## GIVEN TEXT
┏━━

The effect of the method is that voices can be made more different while still preserving a natural sound of the voices. This is possible also if the method is performed automatically, due to the fact that the voice modification template is based on signal properties, i.e. characteristics of the voices themselves. Thus, the method will seek to exaggerate existing differences or artificially increase perceptually relevant differences between the voices rather than applying synthetic sounding effects.
The method can either be performed separately for an event, e.g. a teleconference session, where voice modification parameters are selected individually for each participant for the session. Alternatively it can be a persistent setting of voice modification parameters for individual callers, where the voice modification parameters are stored in a device associated with each caller's identity (e.g. phone number), e.g. stored in a phonebook of a mobile phone.
Since the method described only needs as input a single channel audio signal and since it is capable of functioning with a single output channel, the method is applicable e.g. within a wide range of communication applications, e.g. telephony, such as mobile telephony or Voice over Internet Protocol based telephony. Naturally, the method can also be directly used in stereophonic or multi-channel audio communications systems.
Preferably, the voice differentiating template is extracted so as to represent a modification of at least one parameter of both of the first and second sets of parameters. Thus, preferably both the first and second voices are modified, or in general it may be preferred that the voice differentiating template is extracted so that all voices input to the method are modified with respect to at least one parameter. However, the method may be arranged to exclude modifying two voices in case a mutual parameter distance between the two voices exceeds a predetermined threshold value.
Preferably, the voice differentiating template is extracted so as to represent a modification of two or more parameters of at least the first set of parameters. It may be preferred to modify all of the parameters in the set of parameters. Thus, by modifying more parameters it is possible to increase a distance between two voices without the need to modify one parameter of a voice so much that it results in an unnatural sounding voice.
The same applies to a combination with the above-mentioned sub aspect of extracting the differentiating template such that more of, and possibly all of, the voices are modified. By modifying at least a large portion of parameters for a large portion of the voices, it is possible to obtain a mutual perceptual distance between the voices without the need to modify any parameter of any voice so much that it leads to an unnatural sound.
Preferably, the measures of the signal properties of the first and second speech signals represent perceptually significant attributes of the signals. Most preferably the measures include at least one measure, preferably two or more or all of the measures selected from the group consisting of: pitch, pitch variance over time, formant frequencies, glottal pulse shape, signal amplitude, energy differences between voiced and un-voiced speech segments, characteristics related to overall spectrum contour of speech, characteristics related to dynamic variation of one or more measures in long speech segment.

┗━━

Visual layout records
┏━━

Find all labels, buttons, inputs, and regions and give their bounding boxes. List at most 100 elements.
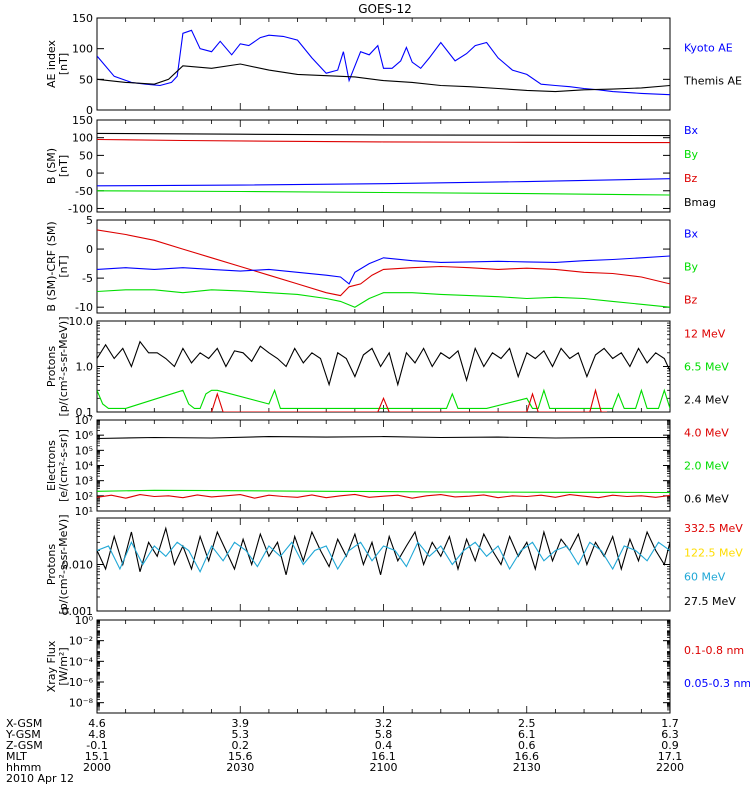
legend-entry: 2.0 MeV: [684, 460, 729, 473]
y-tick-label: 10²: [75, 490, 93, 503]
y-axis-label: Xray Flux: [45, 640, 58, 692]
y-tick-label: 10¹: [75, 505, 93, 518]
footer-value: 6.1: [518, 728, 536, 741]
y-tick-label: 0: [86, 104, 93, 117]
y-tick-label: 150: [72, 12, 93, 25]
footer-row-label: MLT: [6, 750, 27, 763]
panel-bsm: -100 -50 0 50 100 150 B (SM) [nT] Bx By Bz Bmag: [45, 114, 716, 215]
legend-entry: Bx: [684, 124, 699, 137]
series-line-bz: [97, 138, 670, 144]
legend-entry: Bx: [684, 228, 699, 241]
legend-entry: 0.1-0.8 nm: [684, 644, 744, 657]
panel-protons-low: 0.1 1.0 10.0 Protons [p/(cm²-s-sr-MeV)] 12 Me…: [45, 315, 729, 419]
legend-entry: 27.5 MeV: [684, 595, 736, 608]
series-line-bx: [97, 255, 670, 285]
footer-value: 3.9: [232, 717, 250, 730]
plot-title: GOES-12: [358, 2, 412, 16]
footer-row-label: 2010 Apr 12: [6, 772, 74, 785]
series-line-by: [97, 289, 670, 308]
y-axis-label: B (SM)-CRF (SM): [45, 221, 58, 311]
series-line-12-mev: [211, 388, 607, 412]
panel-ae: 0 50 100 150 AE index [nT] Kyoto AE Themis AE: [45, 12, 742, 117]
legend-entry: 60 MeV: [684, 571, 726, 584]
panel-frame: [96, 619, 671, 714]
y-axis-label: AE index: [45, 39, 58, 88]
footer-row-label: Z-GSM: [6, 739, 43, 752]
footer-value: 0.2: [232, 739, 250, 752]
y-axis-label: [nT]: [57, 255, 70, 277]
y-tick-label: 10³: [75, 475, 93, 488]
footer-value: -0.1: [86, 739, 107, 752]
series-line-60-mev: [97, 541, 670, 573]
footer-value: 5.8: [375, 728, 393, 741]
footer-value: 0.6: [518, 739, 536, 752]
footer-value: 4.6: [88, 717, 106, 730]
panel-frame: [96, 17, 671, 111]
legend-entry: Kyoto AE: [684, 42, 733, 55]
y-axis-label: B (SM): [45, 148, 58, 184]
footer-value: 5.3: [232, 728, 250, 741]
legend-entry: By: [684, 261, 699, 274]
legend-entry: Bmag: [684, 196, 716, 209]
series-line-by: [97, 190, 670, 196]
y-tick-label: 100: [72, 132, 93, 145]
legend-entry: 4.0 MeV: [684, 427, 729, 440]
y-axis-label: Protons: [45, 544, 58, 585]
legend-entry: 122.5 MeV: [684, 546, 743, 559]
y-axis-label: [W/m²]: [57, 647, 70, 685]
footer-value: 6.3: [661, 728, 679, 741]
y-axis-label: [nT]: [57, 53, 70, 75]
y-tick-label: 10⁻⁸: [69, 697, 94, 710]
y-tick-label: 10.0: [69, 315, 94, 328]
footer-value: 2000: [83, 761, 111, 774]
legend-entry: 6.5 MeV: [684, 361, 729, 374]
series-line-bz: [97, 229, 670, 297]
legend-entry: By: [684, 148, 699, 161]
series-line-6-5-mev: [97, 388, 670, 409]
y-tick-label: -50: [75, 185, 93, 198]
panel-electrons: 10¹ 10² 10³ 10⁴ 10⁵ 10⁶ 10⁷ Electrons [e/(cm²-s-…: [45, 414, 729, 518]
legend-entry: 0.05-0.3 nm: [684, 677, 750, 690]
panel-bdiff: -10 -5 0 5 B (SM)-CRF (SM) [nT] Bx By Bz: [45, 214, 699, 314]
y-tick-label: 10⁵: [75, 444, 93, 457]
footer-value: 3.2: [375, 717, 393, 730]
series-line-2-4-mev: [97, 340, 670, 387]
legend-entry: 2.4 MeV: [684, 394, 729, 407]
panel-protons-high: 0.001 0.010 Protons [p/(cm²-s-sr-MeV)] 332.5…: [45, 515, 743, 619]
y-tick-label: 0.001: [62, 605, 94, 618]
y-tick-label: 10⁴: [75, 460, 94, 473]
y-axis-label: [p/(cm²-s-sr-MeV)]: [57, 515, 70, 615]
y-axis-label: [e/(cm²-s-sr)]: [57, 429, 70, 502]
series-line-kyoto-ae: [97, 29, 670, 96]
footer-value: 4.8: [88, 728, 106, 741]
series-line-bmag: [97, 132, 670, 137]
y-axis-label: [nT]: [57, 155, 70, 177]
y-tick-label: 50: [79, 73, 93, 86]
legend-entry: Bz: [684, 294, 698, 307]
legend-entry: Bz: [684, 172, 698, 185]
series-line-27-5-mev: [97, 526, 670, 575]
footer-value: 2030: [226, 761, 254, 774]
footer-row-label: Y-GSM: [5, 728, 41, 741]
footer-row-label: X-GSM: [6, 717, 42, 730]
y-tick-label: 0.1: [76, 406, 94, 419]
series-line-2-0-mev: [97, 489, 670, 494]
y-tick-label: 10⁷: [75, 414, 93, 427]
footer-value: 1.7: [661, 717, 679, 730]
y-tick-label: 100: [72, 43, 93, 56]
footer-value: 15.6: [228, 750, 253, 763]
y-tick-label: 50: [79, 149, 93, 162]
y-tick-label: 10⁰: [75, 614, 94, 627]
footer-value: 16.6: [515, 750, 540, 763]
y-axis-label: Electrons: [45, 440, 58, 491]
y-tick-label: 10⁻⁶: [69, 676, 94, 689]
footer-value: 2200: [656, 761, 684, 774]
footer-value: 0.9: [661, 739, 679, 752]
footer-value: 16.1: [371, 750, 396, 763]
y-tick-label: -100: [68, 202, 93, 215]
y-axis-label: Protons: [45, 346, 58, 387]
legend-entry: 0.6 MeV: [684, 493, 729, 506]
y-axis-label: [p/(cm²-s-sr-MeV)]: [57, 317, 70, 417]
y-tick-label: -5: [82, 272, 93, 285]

┗━━

## TO-DO LIST
• 1. In the voice modification text, substitute "video conference" for "teleconference session" and write out the passage that begins at the words "The method can either" and ends after "a mobile phone.".
• 2. From the records, copy out word for word only the lines that begin at the one containing "legend-entry: 2.0 MeV: [684, 460, 729, 473]" and end after the one containing "legend-entry: Bx: [684, 228, 699, 241]".
The text and the records were taken from unrelated sources.

## OUTPUTS BY TASK
• 1.
The method can either be performed separately for an event, e.g. a video conference, where voice modification parameters are selected individually for each participant for the session. Alternatively it can be a persistent setting of voice modification parameters for individual callers, where the voice modification parameters are stored in a device associated with each caller's identity (e.g. phone number), e.g. stored in a phonebook of a mobile phone.

• 2.
legend-entry: 2.0 MeV: [684, 460, 729, 473]
y-tick-label: 10²: [75, 490, 93, 503]
y-axis-label: Xray Flux: [45, 640, 58, 692]
y-tick-label: 10¹: [75, 505, 93, 518]
footer-value: 6.1: [518, 728, 536, 741]
y-tick-label: 0: [86, 104, 93, 117]
y-tick-label: 150: [72, 12, 93, 25]
footer-row-label: MLT: [6, 750, 27, 763]
panel-bsm: -100 -50 0 50 100 150 B (SM) [nT] Bx By Bz Bmag: [45, 114, 716, 215]
legend-entry: Bx: [684, 124, 699, 137]
series-line-bz: [97, 138, 670, 144]
legend-entry: Bx: [684, 228, 699, 241]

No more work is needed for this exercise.